▸ WHAT THE TASK REQUIRES:
Look through the records below, and copy out every line that holds the string "Click".

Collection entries

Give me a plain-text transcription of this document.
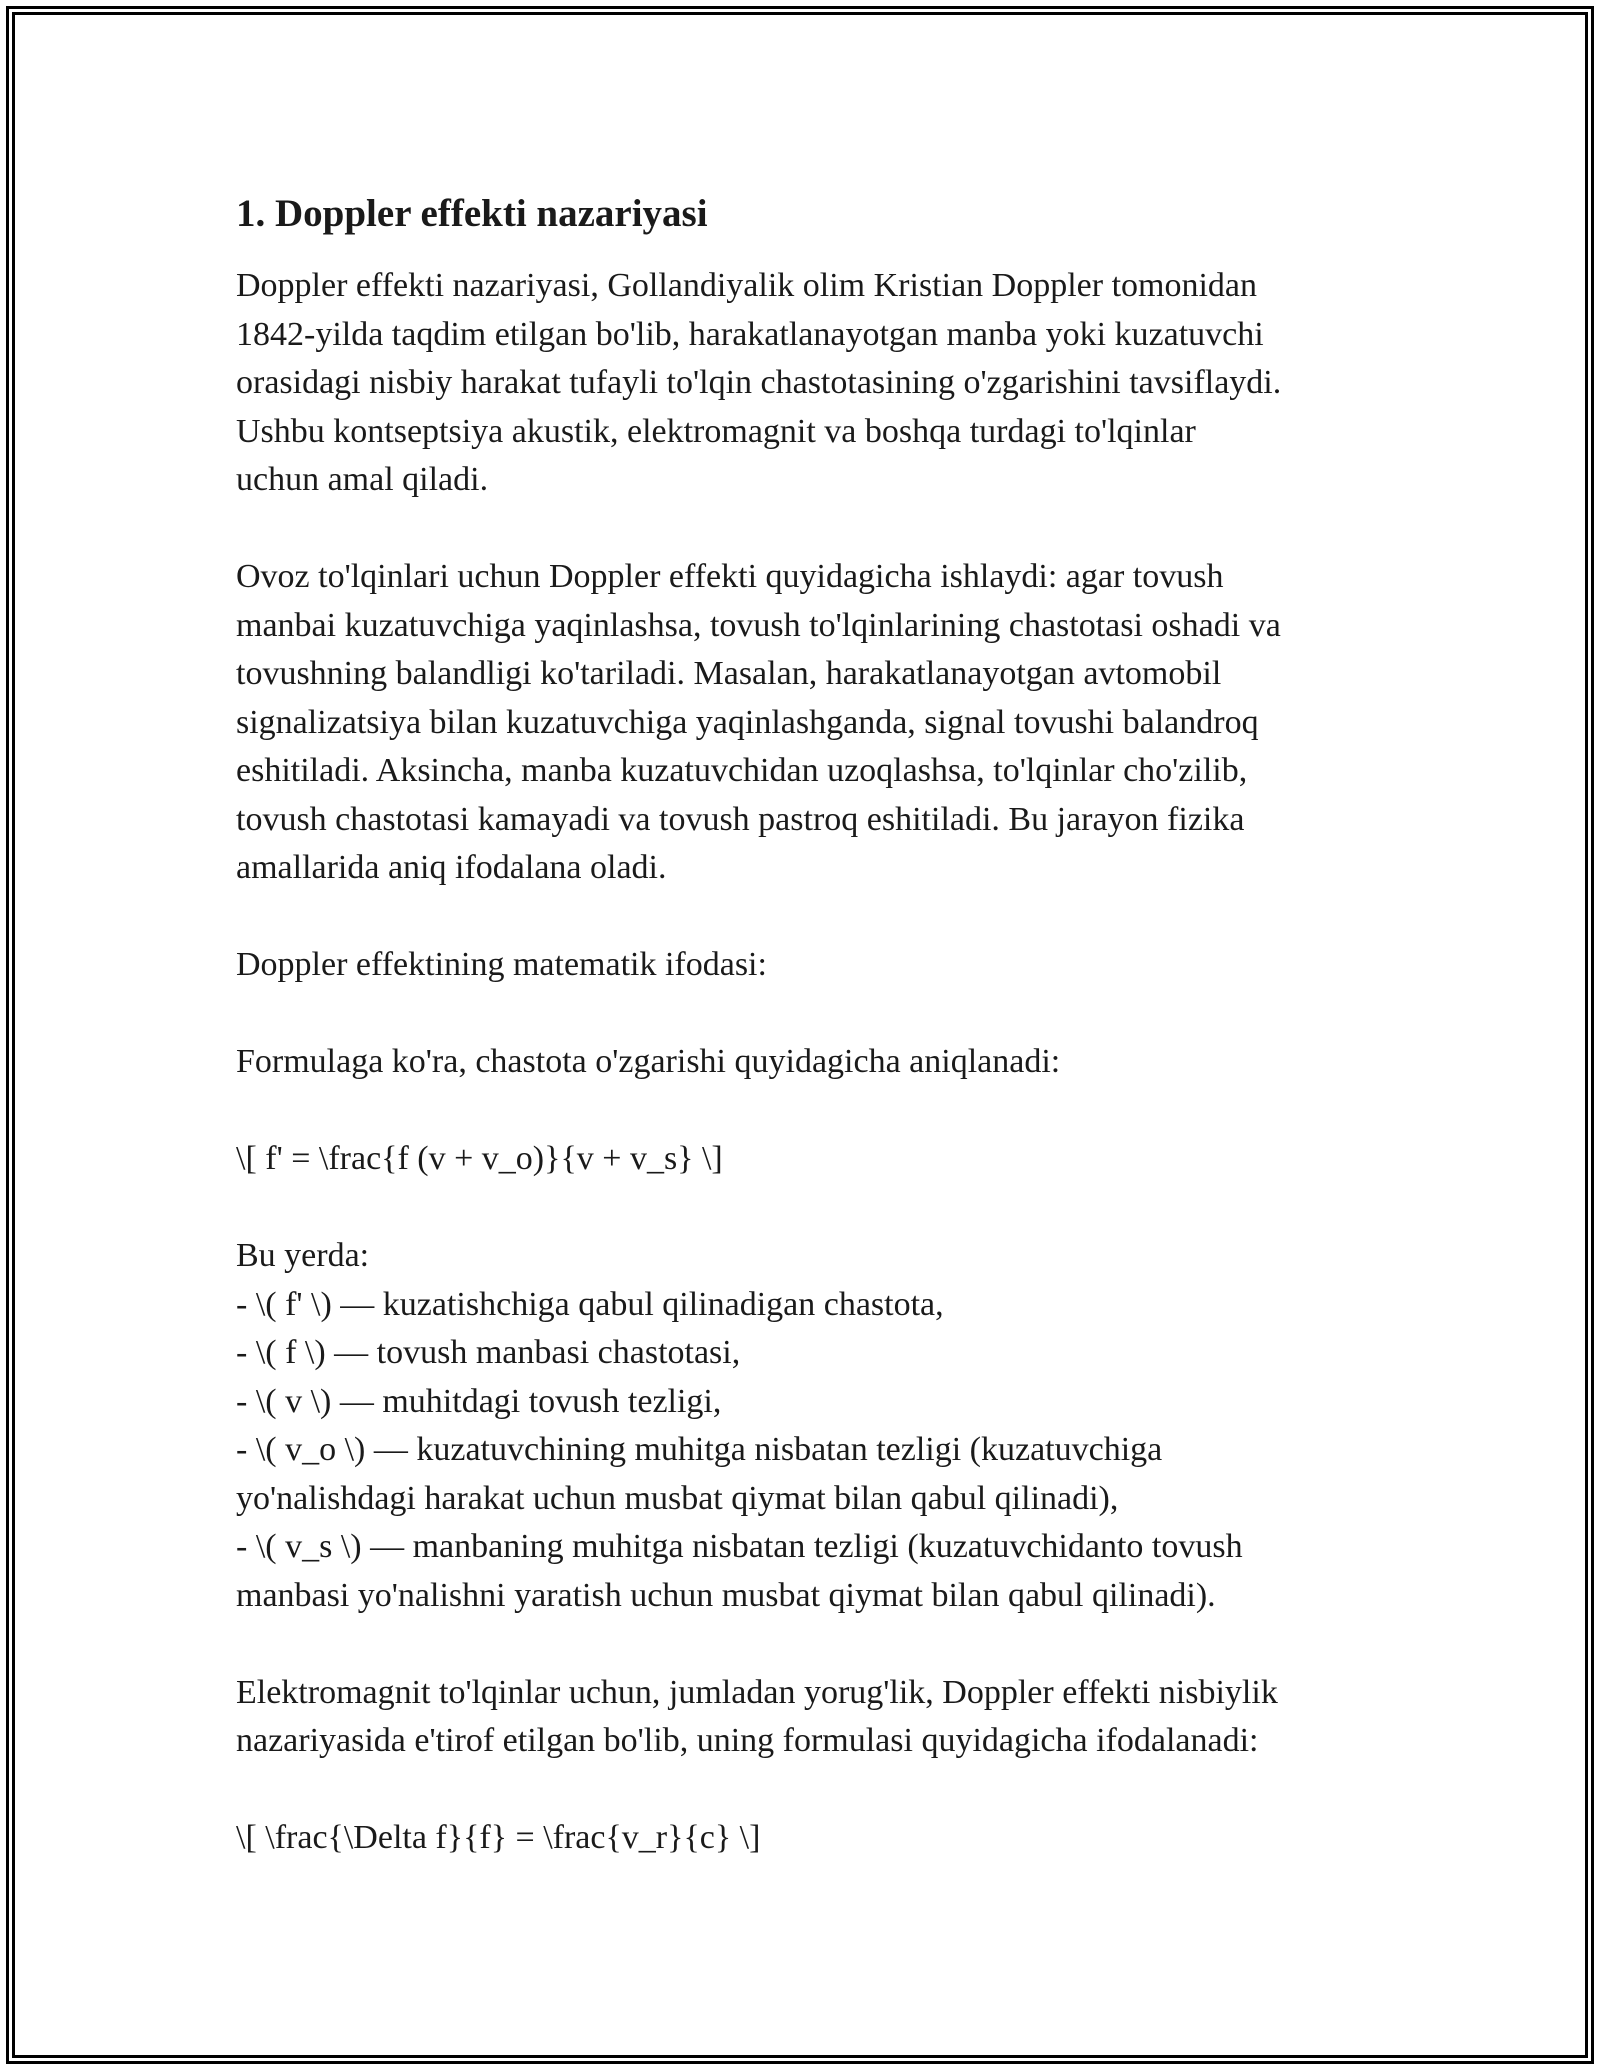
1. Doppler effekti nazariyasi
Doppler effekti nazariyasi, Gollandiyalik olim Kristian Doppler tomonidan
1842-yilda taqdim etilgan bo'lib, harakatlanayotgan manba yoki kuzatuvchi
orasidagi nisbiy harakat tufayli to'lqin chastotasining o'zgarishini tavsiflaydi.
Ushbu kontseptsiya akustik, elektromagnit va boshqa turdagi to'lqinlar
uchun amal qiladi.
Ovoz to'lqinlari uchun Doppler effekti quyidagicha ishlaydi: agar tovush
manbai kuzatuvchiga yaqinlashsa, tovush to'lqinlarining chastotasi oshadi va
tovushning balandligi ko'tariladi. Masalan, harakatlanayotgan avtomobil
signalizatsiya bilan kuzatuvchiga yaqinlashganda, signal tovushi balandroq
eshitiladi. Aksincha, manba kuzatuvchidan uzoqlashsa, to'lqinlar cho'zilib,
tovush chastotasi kamayadi va tovush pastroq eshitiladi. Bu jarayon fizika
amallarida aniq ifodalana oladi.
Doppler effektining matematik ifodasi:
Formulaga ko'ra, chastota o'zgarishi quyidagicha aniqlanadi:
\[ f' = \frac{f (v + v_o)}{v + v_s} \]
Bu yerda:
- \( f' \) — kuzatishchiga qabul qilinadigan chastota,
- \( f \) — tovush manbasi chastotasi,
- \( v \) — muhitdagi tovush tezligi,
- \( v_o \) — kuzatuvchining muhitga nisbatan tezligi (kuzatuvchiga
yo'nalishdagi harakat uchun musbat qiymat bilan qabul qilinadi),
- \( v_s \) — manbaning muhitga nisbatan tezligi (kuzatuvchidanto tovush
manbasi yo'nalishni yaratish uchun musbat qiymat bilan qabul qilinadi).
Elektromagnit to'lqinlar uchun, jumladan yorug'lik, Doppler effekti nisbiylik
nazariyasida e'tirof etilgan bo'lib, uning formulasi quyidagicha ifodalanadi:
\[ \frac{\Delta f}{f} = \frac{v_r}{c} \]
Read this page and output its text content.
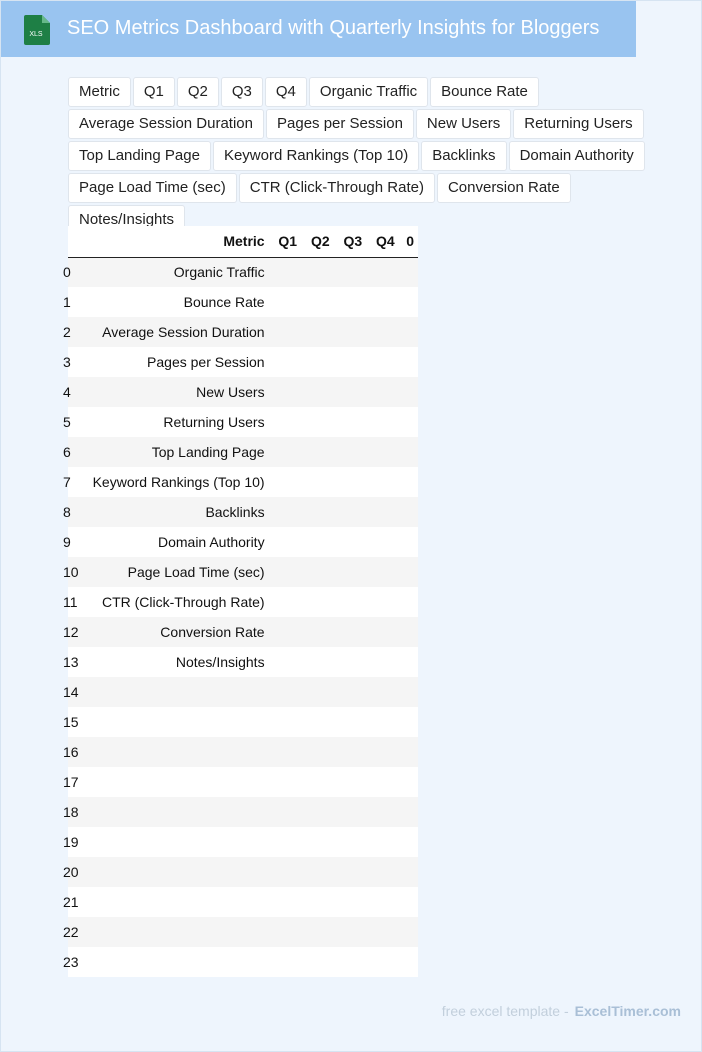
XLS SEO Metrics Dashboard with Quarterly Insights for Bloggers
Metric	Q1	Q2	Q3	Q4	Organic Traffic	Bounce Rate
Average Session Duration	Pages per Session	New Users	Returning Users
Top Landing Page	Keyword Rankings (Top 10)	Backlinks	Domain Authority
Page Load Time (sec)	CTR (Click-Through Rate)	Conversion Rate
Notes/Insights
	Metric	Q1	Q2	Q3	Q4	0
0	Organic Traffic					
1	Bounce Rate					
2	Average Session Duration					
3	Pages per Session					
4	New Users					
5	Returning Users					
6	Top Landing Page					
7	Keyword Rankings (Top 10)					
8	Backlinks					
9	Domain Authority					
10	Page Load Time (sec)					
11	CTR (Click-Through Rate)					
12	Conversion Rate					
13	Notes/Insights					
14						
15						
16						
17						
18						
19						
20						
21						
22						
23						
free excel template - ExcelTimer.com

▸ COMPLETED TASK:
Page Load Time (sec)	CTR (Click-Through Rate)	Conversion Rate
11	CTR (Click-Through Rate)					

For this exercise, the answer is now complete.